+++ GIVEN INFORMATION

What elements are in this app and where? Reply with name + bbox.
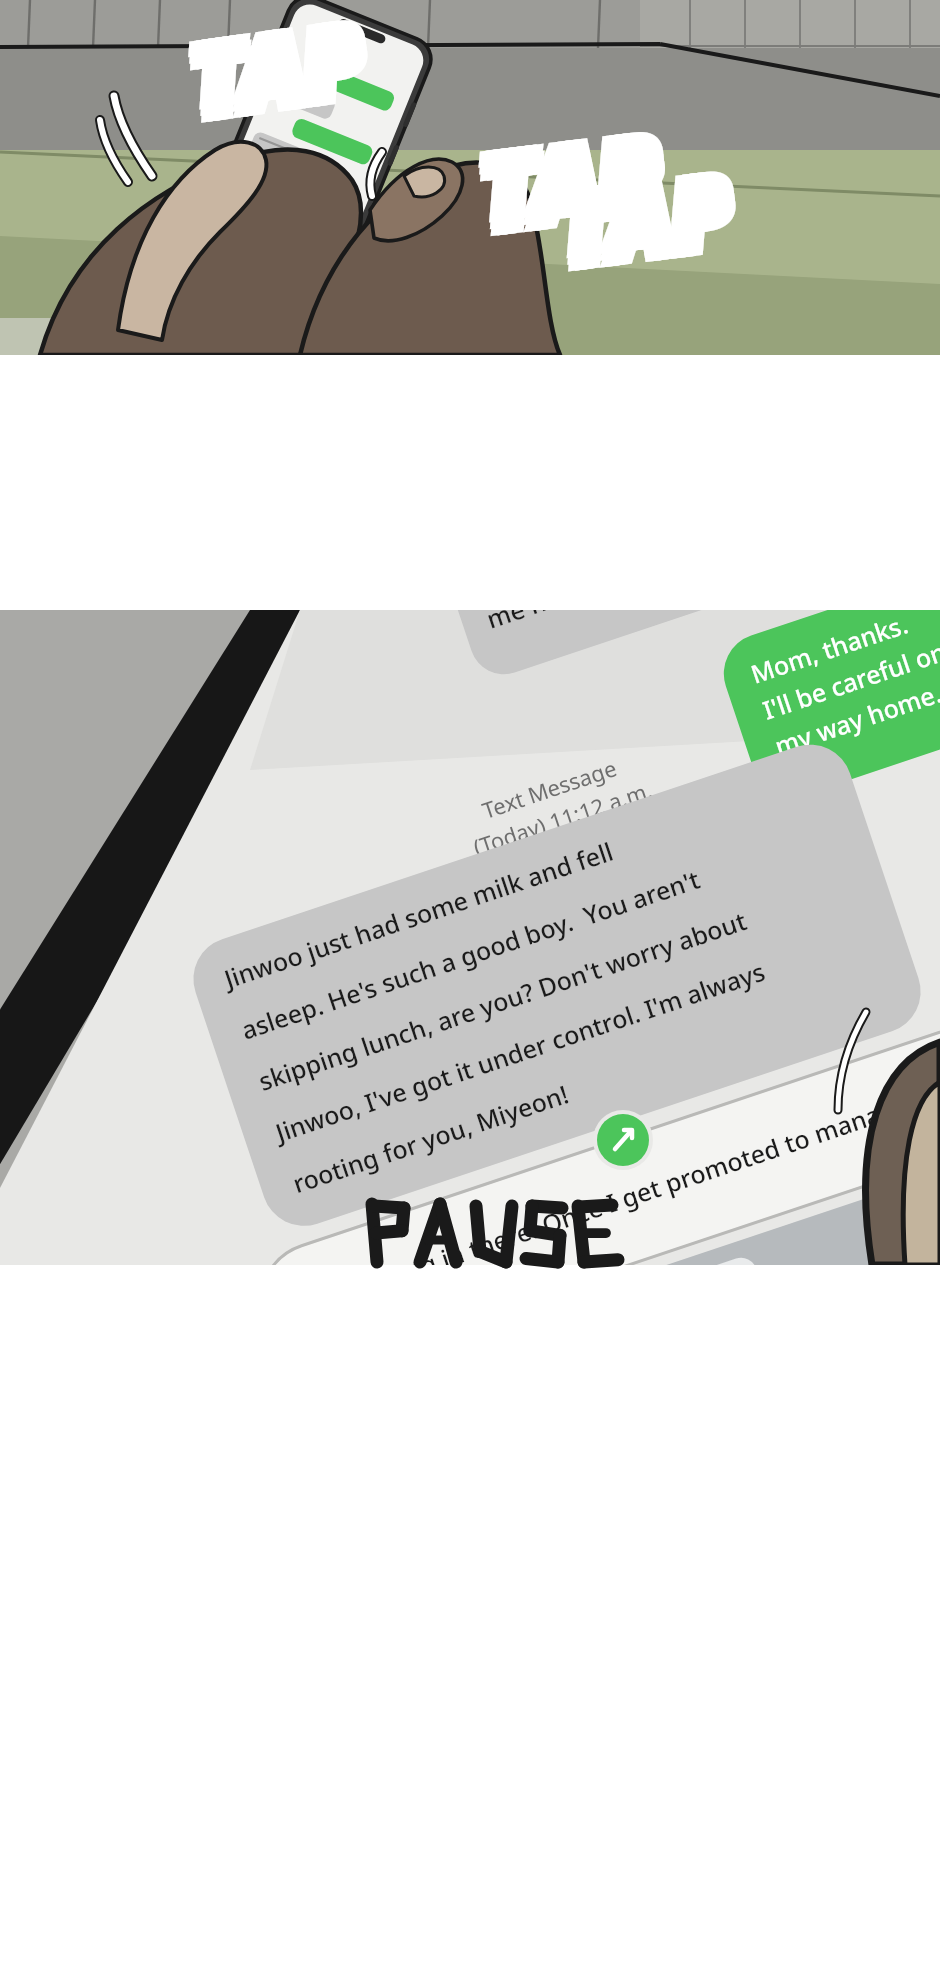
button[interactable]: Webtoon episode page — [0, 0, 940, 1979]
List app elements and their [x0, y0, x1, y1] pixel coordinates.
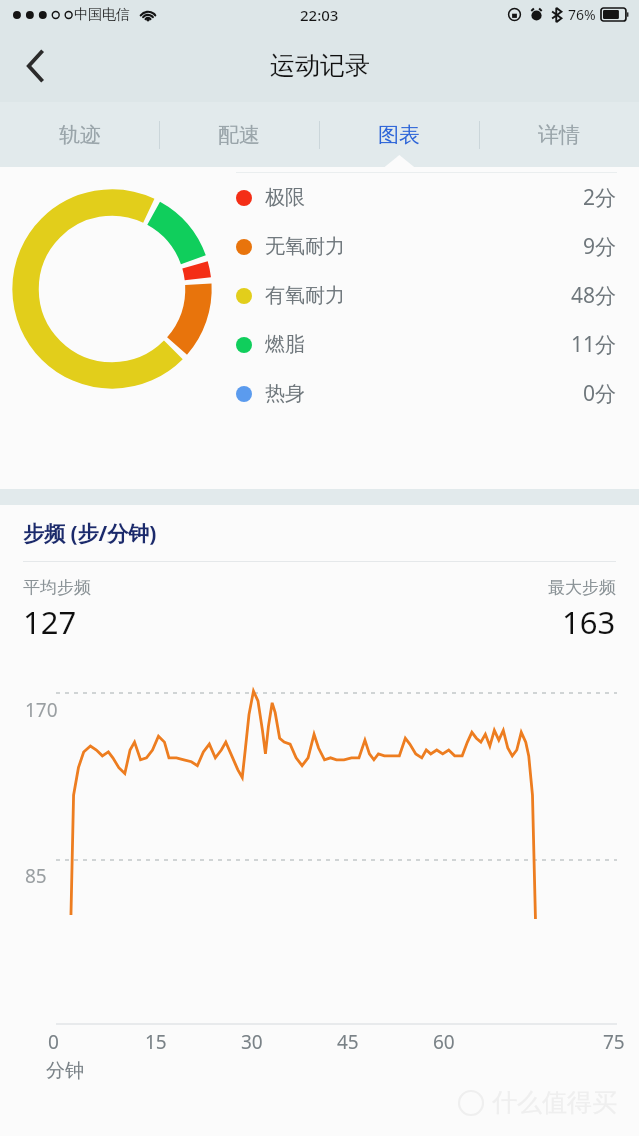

++++++
+++ GIVEN INFORMATION

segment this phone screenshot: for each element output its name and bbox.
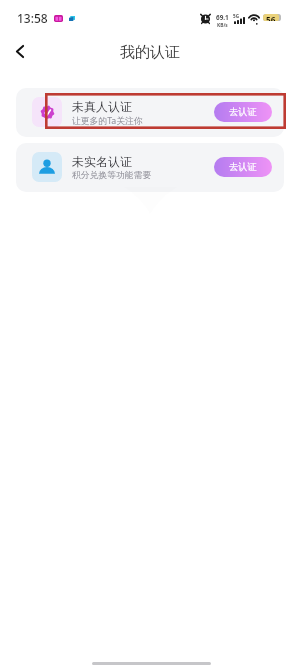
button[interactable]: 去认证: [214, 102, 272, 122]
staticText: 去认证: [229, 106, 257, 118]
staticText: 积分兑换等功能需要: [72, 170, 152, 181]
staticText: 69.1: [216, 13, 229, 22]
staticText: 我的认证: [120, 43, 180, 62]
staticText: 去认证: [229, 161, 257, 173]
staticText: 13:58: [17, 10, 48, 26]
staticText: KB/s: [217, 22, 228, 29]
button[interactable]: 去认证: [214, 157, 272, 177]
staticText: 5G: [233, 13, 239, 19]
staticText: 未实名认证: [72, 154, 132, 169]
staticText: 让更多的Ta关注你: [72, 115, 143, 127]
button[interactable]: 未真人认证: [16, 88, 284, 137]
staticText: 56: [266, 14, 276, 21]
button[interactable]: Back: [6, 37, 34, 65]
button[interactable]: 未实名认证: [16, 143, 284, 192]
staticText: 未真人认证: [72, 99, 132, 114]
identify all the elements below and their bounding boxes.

++++++

▶ **WORK REQUIRED**
Arrange the records above as a numbered list, starting at the line that contains "What elements are" and ending at the line that contains "List app elements", with blank lines left out. Leave the pictures out.

▶ **WRITTEN SOLUTION**
1. What elements are in this app and where? Reply with name + bbox.
2. button[interactable]: Webtoon episode page — [0, 0, 940, 1979]
3. List app elements and their [x0, y0, x1, y1] pixel coordinates.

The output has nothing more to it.